■ DIRECTIVE ■
Below is a listing. Gather each line of it that contains "Pays".

■ MATERIAL SUPPLIED ■
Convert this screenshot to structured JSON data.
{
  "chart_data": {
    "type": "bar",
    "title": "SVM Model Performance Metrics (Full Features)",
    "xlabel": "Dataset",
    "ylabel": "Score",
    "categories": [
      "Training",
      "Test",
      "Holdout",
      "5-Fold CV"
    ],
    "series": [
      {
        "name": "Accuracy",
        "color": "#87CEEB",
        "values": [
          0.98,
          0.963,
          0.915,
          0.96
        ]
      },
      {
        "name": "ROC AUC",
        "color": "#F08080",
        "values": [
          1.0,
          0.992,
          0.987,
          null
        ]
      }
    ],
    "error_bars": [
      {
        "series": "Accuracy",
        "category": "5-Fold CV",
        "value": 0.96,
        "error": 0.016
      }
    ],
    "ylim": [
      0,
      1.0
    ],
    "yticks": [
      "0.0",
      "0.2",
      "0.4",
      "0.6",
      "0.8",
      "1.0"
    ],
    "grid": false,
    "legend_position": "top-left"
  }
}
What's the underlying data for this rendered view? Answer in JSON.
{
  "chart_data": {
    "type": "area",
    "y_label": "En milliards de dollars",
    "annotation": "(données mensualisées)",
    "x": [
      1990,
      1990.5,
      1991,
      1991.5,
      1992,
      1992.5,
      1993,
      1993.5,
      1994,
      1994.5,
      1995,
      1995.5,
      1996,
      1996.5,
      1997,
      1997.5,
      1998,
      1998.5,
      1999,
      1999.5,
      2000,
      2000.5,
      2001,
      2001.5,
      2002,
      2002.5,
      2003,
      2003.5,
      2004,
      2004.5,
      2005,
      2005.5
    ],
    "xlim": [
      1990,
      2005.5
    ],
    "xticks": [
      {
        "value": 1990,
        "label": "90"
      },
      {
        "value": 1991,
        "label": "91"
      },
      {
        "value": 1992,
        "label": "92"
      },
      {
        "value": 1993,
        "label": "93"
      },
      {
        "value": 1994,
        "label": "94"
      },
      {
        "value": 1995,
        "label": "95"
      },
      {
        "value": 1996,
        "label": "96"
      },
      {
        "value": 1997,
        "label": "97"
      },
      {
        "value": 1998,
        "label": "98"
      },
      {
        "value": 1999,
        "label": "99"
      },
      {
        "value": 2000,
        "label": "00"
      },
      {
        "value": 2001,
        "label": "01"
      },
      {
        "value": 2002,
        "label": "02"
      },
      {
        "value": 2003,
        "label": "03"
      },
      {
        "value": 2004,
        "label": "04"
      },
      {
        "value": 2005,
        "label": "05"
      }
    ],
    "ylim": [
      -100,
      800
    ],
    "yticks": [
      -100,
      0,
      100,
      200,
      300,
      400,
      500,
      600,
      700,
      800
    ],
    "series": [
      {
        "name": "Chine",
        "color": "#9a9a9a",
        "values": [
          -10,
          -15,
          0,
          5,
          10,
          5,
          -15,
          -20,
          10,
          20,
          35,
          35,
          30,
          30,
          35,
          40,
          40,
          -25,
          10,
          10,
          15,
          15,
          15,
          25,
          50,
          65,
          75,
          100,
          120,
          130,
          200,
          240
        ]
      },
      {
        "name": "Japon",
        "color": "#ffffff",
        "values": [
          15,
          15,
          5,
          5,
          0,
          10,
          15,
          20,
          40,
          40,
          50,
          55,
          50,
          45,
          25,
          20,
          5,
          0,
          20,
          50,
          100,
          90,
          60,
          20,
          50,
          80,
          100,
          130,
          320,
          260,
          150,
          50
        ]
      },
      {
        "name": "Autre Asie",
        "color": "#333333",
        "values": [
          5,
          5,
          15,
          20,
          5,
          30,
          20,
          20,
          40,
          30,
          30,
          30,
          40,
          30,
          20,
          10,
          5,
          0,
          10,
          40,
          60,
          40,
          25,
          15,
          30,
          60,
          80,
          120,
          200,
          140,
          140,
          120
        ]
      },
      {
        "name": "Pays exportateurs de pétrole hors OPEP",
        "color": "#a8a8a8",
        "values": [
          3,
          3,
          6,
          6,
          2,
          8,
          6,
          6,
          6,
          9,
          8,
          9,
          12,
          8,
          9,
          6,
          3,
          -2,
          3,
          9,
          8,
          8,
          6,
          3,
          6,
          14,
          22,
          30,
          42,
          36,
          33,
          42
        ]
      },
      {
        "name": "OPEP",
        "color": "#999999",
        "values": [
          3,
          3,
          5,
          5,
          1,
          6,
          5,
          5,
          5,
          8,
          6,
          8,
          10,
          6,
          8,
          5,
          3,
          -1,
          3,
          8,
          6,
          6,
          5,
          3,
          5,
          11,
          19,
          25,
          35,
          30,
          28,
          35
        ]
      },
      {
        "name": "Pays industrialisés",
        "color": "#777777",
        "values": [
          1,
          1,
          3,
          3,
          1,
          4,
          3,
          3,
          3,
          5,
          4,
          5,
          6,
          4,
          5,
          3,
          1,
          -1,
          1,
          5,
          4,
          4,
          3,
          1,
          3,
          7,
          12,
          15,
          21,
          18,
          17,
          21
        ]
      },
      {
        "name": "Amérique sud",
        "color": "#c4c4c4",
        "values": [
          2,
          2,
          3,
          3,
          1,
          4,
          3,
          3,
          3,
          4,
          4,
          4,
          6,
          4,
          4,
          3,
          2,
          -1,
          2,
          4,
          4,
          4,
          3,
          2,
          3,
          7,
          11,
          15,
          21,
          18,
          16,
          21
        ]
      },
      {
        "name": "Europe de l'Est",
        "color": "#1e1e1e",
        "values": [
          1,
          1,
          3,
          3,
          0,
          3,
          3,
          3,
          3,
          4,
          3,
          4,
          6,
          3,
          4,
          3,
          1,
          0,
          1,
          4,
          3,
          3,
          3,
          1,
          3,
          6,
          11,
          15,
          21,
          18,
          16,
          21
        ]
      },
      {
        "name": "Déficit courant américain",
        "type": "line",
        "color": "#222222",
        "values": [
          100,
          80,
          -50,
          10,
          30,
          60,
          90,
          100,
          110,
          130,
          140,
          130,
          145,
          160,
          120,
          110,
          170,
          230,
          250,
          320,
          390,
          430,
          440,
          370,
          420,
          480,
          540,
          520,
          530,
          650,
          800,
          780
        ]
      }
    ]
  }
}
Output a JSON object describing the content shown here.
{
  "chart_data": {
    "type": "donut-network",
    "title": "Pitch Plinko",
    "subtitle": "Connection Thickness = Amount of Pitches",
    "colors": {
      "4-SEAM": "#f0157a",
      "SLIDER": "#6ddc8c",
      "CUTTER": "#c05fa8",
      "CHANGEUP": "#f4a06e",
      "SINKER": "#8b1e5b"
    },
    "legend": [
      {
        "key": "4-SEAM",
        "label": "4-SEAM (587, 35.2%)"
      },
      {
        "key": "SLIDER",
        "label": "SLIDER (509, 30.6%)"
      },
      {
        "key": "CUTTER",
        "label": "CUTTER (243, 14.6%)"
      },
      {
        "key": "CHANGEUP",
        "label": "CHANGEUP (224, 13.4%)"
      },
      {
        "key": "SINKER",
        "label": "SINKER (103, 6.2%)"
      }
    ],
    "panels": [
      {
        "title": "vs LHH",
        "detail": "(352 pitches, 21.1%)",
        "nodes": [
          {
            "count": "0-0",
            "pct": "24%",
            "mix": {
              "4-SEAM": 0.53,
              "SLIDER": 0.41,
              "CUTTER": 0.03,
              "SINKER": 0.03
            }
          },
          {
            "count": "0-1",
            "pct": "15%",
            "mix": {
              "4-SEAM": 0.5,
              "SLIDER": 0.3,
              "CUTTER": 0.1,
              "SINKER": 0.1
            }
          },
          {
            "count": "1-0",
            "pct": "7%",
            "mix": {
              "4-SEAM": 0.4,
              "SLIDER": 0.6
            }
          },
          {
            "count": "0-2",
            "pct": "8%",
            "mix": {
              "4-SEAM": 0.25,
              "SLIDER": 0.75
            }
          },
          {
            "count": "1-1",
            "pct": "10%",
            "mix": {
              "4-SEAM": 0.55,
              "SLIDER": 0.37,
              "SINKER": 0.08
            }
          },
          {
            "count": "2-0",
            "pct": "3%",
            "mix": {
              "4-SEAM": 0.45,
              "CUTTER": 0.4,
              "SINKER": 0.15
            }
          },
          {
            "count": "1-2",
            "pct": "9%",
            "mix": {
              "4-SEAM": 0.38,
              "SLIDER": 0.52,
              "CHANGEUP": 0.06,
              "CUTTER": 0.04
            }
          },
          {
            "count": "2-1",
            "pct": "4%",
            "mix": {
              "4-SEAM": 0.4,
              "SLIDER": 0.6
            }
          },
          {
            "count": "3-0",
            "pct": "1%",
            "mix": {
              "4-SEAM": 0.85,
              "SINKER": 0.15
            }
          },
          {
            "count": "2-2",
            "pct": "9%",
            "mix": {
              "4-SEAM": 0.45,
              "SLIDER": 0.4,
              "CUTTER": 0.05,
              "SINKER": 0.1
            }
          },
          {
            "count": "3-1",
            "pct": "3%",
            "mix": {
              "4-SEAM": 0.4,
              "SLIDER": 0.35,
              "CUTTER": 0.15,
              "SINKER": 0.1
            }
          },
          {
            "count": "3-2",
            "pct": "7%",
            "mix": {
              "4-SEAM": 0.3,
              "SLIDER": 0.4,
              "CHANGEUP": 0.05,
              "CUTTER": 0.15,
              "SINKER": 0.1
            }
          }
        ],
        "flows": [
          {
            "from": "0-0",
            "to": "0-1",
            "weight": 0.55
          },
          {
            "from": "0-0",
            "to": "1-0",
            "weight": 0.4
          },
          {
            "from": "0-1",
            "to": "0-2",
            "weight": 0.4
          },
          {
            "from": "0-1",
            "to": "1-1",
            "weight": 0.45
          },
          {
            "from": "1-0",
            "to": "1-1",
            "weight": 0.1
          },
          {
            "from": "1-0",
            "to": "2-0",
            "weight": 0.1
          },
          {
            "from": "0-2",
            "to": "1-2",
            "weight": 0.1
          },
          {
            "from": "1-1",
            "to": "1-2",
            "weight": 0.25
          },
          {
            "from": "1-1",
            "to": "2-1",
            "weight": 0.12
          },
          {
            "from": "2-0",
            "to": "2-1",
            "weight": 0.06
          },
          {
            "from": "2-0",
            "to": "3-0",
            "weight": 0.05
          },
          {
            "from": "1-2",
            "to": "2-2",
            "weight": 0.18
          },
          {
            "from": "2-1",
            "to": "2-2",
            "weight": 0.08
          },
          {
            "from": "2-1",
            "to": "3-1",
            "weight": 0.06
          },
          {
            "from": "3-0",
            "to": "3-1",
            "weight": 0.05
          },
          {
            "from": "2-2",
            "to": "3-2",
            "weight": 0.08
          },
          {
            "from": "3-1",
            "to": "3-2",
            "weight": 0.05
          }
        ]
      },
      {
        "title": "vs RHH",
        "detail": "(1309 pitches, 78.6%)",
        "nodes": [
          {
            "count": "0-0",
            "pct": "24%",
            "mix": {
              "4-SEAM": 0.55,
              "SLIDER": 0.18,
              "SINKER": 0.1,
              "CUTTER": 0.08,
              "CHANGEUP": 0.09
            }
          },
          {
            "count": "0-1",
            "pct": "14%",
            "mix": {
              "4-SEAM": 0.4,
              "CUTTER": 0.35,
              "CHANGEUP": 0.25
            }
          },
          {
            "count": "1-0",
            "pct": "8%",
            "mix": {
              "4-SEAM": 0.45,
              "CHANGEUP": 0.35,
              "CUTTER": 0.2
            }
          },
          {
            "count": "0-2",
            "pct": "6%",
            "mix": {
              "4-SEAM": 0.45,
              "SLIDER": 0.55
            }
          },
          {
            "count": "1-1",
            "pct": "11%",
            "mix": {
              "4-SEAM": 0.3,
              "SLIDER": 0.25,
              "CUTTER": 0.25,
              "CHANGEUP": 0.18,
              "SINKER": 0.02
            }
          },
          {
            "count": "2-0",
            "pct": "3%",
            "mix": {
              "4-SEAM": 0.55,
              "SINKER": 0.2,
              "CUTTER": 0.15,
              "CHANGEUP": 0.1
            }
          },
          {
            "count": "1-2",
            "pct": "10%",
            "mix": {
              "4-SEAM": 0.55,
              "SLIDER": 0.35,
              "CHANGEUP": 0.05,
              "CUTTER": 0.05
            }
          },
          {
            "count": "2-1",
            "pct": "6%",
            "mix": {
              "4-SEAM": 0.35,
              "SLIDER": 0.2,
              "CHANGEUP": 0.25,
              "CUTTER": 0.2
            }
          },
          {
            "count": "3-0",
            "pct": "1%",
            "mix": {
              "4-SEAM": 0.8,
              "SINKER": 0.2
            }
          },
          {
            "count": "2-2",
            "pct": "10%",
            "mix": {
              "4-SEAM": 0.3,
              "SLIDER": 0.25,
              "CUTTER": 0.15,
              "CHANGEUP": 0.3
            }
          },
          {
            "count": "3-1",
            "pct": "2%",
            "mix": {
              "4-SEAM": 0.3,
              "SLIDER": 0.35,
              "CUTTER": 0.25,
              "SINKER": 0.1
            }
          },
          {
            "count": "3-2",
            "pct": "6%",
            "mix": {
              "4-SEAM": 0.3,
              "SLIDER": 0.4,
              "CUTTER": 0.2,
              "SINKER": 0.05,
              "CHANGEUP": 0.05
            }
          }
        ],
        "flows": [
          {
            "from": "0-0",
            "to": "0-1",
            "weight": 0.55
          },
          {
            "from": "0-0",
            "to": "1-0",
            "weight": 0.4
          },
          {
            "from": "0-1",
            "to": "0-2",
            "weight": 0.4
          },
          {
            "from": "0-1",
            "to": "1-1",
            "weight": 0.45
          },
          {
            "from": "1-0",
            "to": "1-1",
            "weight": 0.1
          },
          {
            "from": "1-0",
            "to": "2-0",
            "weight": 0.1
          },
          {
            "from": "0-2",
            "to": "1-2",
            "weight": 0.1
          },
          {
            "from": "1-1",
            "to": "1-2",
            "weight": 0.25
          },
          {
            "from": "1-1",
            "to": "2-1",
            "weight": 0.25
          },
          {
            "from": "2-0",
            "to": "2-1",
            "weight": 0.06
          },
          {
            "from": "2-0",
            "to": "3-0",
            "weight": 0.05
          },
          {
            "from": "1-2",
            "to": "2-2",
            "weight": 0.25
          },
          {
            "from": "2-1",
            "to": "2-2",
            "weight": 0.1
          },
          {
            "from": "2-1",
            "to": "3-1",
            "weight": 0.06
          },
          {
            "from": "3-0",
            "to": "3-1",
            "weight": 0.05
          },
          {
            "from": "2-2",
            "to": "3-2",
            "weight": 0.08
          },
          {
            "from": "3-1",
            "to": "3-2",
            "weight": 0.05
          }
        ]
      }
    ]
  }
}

■ THE COMPLETED TASK ■
        "name": "Pays exportateurs de pétrole hors OPEP",
        "name": "Pays industrialisés",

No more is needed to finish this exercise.